*EXERCISE AIM*. Identify the lines bearing the string "Consulting" and gather them.

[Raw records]
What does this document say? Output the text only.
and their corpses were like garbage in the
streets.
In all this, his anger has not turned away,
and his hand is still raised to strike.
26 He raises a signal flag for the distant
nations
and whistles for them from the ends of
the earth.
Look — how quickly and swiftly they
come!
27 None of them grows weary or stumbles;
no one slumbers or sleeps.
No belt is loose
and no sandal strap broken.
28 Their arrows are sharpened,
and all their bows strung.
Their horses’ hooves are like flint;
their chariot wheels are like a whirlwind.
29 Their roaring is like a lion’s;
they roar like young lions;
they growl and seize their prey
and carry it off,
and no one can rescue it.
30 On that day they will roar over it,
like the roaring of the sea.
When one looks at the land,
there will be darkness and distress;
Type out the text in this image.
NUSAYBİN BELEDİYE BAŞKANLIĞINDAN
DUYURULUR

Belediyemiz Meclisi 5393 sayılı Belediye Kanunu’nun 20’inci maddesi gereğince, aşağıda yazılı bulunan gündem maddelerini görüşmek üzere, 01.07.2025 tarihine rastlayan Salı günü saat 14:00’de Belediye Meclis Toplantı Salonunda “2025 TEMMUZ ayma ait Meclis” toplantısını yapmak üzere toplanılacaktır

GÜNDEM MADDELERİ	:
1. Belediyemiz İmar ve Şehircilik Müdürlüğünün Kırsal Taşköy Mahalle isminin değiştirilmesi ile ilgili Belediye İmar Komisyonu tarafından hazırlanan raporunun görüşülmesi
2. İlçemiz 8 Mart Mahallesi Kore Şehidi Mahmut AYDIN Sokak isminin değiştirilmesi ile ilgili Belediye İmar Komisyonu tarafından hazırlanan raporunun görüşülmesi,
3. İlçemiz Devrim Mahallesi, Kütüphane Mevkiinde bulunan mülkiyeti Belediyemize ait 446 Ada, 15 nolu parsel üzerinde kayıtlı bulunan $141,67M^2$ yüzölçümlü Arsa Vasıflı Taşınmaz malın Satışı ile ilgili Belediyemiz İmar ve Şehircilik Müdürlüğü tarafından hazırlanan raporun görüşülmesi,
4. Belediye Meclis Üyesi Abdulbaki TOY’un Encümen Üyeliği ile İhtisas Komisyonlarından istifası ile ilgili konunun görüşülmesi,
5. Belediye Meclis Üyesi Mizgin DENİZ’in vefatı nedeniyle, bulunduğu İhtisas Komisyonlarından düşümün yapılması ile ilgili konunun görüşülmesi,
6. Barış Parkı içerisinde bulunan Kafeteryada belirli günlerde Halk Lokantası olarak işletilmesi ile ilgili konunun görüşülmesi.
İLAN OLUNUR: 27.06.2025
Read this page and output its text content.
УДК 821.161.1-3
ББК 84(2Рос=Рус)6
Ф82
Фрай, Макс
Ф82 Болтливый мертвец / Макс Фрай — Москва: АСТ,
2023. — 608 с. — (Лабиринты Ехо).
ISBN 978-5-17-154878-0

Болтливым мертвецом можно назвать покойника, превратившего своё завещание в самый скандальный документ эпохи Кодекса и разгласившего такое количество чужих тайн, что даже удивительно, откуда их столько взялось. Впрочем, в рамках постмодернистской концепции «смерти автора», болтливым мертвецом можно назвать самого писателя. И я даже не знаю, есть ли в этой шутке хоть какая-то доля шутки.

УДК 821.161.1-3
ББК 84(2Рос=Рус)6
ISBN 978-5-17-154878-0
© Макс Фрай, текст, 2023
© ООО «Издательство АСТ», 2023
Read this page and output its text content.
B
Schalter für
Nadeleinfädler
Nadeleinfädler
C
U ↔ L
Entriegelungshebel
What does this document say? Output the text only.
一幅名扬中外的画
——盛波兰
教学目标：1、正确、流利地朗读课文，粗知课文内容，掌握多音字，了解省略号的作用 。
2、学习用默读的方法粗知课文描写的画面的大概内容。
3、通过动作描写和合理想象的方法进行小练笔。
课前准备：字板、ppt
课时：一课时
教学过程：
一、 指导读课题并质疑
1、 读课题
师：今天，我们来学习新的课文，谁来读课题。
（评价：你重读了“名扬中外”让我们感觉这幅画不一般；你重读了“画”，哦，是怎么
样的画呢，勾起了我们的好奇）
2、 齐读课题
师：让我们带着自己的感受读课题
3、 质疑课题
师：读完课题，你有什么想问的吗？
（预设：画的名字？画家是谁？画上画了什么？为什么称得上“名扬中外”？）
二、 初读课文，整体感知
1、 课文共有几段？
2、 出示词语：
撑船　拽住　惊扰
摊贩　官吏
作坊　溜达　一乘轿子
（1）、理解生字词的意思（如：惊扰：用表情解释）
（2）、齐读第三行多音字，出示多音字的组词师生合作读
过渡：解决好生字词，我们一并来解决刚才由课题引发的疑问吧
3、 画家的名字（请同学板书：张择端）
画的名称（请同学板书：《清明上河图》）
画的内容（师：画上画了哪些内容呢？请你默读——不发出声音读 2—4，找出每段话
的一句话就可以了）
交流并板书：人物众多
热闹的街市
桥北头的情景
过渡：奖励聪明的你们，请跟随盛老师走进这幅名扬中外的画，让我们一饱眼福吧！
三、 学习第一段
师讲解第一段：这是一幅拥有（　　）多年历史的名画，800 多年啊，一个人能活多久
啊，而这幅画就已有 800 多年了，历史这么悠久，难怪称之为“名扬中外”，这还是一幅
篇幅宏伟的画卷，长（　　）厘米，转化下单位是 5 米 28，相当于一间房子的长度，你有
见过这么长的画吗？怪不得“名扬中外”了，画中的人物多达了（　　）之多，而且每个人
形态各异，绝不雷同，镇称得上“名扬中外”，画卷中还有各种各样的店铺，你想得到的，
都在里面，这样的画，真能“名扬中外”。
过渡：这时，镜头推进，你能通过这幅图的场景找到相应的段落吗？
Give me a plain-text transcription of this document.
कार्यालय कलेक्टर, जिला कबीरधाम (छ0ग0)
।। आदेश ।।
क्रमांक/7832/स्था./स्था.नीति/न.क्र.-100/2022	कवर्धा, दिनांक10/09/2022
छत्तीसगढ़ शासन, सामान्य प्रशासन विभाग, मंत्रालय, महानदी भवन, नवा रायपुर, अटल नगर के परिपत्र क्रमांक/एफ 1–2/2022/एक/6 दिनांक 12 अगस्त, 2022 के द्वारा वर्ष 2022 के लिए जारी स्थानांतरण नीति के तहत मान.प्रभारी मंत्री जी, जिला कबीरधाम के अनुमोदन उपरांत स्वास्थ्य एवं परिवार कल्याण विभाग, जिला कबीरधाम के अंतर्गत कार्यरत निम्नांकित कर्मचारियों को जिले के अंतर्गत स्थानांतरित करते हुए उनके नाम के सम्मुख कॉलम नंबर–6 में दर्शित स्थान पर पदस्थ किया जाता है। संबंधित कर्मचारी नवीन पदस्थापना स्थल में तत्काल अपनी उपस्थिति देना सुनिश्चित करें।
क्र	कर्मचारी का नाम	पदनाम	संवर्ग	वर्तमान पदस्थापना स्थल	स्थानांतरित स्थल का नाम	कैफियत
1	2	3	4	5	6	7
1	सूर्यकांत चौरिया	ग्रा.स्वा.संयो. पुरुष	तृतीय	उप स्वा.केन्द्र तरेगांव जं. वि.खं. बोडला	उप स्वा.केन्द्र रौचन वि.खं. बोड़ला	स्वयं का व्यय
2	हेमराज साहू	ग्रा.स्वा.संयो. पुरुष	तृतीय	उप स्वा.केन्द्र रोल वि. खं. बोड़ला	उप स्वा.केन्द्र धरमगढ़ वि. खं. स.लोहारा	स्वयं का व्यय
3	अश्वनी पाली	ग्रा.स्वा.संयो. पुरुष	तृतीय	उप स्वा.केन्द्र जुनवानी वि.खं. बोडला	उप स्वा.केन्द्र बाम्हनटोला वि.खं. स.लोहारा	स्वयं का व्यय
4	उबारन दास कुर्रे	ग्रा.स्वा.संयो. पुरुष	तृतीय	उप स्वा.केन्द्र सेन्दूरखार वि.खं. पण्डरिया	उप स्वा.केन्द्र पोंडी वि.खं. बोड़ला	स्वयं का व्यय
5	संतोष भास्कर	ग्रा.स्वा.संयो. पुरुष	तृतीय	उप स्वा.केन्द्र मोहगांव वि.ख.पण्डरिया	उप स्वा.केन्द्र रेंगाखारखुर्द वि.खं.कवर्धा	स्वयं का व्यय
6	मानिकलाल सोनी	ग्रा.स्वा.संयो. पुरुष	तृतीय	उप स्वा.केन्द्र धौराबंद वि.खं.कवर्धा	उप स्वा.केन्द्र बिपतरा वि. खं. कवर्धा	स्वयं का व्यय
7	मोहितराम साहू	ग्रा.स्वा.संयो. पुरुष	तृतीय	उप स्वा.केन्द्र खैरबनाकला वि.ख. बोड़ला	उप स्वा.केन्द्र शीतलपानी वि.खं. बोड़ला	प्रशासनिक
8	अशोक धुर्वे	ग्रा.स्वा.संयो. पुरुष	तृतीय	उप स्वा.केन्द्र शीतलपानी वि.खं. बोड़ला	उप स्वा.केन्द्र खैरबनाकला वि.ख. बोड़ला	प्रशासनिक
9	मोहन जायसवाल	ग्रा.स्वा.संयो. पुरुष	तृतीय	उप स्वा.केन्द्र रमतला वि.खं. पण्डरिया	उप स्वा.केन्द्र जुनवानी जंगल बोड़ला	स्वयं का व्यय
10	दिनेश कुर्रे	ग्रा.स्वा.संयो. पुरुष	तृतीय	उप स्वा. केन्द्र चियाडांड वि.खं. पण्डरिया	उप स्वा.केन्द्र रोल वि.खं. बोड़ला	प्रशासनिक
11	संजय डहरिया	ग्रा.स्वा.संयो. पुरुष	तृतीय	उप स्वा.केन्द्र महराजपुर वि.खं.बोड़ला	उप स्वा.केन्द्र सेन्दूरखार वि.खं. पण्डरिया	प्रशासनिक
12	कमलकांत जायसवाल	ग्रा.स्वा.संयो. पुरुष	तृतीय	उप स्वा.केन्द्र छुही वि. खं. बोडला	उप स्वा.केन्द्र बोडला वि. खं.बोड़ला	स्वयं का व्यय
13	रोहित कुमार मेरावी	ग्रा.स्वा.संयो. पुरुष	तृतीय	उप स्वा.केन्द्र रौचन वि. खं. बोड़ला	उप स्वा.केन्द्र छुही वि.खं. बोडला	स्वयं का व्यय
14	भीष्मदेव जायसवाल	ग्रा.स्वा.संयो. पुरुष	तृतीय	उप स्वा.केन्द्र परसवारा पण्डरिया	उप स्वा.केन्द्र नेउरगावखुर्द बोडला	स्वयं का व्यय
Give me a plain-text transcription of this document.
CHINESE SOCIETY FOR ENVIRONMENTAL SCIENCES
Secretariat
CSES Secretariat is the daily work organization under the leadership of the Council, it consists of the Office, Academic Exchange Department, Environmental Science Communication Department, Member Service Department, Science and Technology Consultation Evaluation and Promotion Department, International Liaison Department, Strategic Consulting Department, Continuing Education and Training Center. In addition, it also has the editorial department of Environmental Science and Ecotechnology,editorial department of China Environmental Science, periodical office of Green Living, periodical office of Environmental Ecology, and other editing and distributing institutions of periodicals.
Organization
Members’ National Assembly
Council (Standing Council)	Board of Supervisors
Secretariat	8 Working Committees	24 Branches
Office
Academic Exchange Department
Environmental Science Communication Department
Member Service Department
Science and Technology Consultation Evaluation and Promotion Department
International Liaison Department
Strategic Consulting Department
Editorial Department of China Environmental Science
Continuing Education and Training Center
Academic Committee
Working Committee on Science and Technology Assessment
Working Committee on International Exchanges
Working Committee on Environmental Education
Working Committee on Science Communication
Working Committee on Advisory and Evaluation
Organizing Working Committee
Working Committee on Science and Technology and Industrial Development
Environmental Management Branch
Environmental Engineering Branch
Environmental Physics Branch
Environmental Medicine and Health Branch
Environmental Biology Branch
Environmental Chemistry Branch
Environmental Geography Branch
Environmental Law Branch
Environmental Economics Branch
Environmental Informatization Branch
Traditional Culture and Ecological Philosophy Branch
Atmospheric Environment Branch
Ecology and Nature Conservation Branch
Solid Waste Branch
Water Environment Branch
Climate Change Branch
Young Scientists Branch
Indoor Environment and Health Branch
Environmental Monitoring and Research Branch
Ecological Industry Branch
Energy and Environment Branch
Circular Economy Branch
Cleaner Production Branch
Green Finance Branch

*FINAL ANSWER*.
CSES Secretariat is the daily work organization under the leadership of the Council, it consists of the Office, Academic Exchange Department, Environmental Science Communication Department, Member Service Department, Science and Technology Consultation Evaluation and Promotion Department, International Liaison Department, Strategic Consulting Department, Continuing Education and Training Center. In addition, it also has the editorial department of Environmental Science and Ecotechnology,editorial department of China Environmental Science, periodical office of Green Living, periodical office of Environmental Ecology, and other editing and distributing institutions of periodicals.
Strategic Consulting Department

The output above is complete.